Problem to work on – Count each line below that has "xlabel" anywhere in it. Answer with the total alone.

Material supplied –

==================================================

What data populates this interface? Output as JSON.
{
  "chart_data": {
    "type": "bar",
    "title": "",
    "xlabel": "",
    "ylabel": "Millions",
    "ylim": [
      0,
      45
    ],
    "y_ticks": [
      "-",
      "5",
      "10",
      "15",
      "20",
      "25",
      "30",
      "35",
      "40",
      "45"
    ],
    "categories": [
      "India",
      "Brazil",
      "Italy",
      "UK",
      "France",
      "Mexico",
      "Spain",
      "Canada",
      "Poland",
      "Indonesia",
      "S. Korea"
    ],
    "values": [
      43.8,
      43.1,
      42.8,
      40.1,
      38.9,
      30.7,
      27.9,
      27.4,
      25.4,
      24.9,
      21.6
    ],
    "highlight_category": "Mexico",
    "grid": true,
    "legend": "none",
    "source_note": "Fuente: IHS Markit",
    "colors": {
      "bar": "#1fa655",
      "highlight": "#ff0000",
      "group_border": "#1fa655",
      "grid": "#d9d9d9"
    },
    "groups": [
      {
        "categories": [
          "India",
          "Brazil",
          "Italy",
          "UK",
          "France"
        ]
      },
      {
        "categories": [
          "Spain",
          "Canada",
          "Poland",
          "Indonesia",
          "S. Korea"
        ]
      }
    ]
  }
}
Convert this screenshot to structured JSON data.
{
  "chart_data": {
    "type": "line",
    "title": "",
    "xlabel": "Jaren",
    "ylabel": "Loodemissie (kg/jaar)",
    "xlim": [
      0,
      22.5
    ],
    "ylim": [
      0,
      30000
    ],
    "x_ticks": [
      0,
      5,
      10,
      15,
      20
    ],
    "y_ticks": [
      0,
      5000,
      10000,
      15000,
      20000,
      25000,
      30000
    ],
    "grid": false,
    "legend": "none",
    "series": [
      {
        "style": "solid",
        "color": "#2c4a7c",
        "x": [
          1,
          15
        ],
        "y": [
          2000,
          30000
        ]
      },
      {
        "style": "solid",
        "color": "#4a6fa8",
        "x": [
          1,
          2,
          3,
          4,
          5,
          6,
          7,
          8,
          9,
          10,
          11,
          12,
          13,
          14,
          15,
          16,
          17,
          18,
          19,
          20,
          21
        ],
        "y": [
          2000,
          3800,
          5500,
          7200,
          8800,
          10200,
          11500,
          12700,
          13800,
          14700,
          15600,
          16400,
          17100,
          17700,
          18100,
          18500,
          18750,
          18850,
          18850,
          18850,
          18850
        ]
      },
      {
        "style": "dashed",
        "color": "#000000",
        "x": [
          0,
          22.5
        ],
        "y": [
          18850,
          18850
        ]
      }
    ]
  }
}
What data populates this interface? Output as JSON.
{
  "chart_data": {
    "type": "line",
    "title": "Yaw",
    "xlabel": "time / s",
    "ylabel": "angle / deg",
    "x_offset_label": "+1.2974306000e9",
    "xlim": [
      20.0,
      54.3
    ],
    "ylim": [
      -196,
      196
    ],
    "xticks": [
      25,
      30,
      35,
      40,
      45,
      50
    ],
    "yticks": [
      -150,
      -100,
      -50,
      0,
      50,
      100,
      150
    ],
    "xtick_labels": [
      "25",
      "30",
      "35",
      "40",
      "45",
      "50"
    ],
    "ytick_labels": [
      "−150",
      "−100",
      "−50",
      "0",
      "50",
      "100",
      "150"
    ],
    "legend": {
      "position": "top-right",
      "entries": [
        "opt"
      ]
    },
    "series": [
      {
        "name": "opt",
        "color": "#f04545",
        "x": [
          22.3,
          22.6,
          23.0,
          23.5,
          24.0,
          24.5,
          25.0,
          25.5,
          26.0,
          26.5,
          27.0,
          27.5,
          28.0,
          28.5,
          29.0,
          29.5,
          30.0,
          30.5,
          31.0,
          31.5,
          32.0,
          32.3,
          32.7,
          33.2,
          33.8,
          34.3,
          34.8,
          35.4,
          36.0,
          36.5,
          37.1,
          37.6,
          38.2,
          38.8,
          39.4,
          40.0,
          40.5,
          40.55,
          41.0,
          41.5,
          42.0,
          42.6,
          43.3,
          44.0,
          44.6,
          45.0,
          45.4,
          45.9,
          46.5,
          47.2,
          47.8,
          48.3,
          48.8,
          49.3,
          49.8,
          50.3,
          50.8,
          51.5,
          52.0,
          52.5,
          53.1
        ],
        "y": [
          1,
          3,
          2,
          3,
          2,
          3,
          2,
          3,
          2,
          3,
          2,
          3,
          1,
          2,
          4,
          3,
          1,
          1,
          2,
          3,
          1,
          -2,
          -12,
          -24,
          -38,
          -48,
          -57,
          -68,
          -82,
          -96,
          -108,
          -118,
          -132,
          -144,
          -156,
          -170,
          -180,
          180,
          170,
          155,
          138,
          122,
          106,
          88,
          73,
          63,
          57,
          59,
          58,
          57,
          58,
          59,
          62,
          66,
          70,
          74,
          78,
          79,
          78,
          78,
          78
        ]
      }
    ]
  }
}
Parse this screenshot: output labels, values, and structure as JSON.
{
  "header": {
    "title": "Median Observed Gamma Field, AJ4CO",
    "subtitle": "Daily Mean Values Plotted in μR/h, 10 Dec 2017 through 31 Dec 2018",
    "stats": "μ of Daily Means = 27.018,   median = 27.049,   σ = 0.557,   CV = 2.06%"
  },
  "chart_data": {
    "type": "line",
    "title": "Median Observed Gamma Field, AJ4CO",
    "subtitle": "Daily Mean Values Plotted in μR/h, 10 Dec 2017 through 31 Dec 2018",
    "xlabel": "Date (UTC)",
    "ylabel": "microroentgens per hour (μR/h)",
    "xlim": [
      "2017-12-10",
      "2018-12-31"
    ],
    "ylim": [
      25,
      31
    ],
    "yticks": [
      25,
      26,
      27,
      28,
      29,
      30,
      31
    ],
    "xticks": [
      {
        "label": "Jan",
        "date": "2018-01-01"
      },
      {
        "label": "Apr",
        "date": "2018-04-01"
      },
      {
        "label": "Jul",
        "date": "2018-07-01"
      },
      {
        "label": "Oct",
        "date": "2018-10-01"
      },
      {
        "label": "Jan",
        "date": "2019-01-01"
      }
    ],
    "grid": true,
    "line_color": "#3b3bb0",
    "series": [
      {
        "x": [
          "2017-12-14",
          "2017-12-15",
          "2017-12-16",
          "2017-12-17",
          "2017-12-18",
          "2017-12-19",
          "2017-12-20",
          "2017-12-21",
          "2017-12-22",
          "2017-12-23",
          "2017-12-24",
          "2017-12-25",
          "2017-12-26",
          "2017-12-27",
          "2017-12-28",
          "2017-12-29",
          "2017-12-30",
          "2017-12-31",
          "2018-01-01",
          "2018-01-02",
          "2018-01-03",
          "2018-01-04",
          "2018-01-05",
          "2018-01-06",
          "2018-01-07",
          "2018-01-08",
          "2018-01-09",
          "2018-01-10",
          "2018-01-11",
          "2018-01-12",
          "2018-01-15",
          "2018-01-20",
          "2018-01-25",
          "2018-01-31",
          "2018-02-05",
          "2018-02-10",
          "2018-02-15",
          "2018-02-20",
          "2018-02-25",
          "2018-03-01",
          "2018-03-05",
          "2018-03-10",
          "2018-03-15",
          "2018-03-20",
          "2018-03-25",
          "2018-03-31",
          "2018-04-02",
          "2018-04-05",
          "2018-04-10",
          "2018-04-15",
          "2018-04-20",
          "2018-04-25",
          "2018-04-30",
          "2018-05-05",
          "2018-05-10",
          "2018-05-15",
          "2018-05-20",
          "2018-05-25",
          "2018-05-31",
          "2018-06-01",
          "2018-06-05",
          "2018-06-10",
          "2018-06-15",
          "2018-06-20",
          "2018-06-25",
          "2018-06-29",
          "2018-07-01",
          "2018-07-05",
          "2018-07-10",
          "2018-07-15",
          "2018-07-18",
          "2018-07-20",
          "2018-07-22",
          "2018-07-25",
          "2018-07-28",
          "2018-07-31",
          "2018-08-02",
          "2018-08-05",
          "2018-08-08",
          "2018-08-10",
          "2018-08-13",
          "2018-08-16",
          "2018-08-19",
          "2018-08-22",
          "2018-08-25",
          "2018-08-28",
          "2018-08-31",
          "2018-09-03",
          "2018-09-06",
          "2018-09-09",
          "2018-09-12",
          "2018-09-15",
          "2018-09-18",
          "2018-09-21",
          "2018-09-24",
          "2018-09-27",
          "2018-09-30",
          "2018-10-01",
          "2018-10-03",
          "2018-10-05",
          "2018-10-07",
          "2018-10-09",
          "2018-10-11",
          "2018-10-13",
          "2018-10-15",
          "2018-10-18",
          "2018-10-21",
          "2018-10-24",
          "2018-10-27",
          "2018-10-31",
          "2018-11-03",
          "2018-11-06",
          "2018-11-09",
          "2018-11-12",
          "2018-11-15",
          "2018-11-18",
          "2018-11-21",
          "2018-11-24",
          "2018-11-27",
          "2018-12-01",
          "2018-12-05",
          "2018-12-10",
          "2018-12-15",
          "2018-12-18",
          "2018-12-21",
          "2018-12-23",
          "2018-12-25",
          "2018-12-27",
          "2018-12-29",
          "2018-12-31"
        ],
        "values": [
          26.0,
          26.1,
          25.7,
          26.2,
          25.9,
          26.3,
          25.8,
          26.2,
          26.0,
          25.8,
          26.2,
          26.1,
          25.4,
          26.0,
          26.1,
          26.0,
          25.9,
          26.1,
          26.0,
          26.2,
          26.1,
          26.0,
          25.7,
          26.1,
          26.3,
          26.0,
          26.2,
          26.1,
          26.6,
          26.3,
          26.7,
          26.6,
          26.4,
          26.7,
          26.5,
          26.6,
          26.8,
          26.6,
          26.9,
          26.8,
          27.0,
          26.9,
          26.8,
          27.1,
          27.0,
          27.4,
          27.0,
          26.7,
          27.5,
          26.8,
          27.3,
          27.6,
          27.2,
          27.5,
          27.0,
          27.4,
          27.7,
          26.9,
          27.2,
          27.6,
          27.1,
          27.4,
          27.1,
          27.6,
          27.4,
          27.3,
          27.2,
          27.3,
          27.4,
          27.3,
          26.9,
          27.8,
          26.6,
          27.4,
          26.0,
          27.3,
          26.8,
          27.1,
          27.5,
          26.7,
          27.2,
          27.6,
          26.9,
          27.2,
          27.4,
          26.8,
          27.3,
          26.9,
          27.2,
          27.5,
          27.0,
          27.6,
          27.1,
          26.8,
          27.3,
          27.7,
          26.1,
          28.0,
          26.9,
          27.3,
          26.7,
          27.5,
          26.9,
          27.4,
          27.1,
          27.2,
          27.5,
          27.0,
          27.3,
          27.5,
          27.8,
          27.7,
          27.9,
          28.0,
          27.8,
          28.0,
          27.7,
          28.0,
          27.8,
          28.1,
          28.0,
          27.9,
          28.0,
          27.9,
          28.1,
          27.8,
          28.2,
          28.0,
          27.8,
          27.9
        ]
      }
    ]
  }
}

==================================================

Exercise output – 4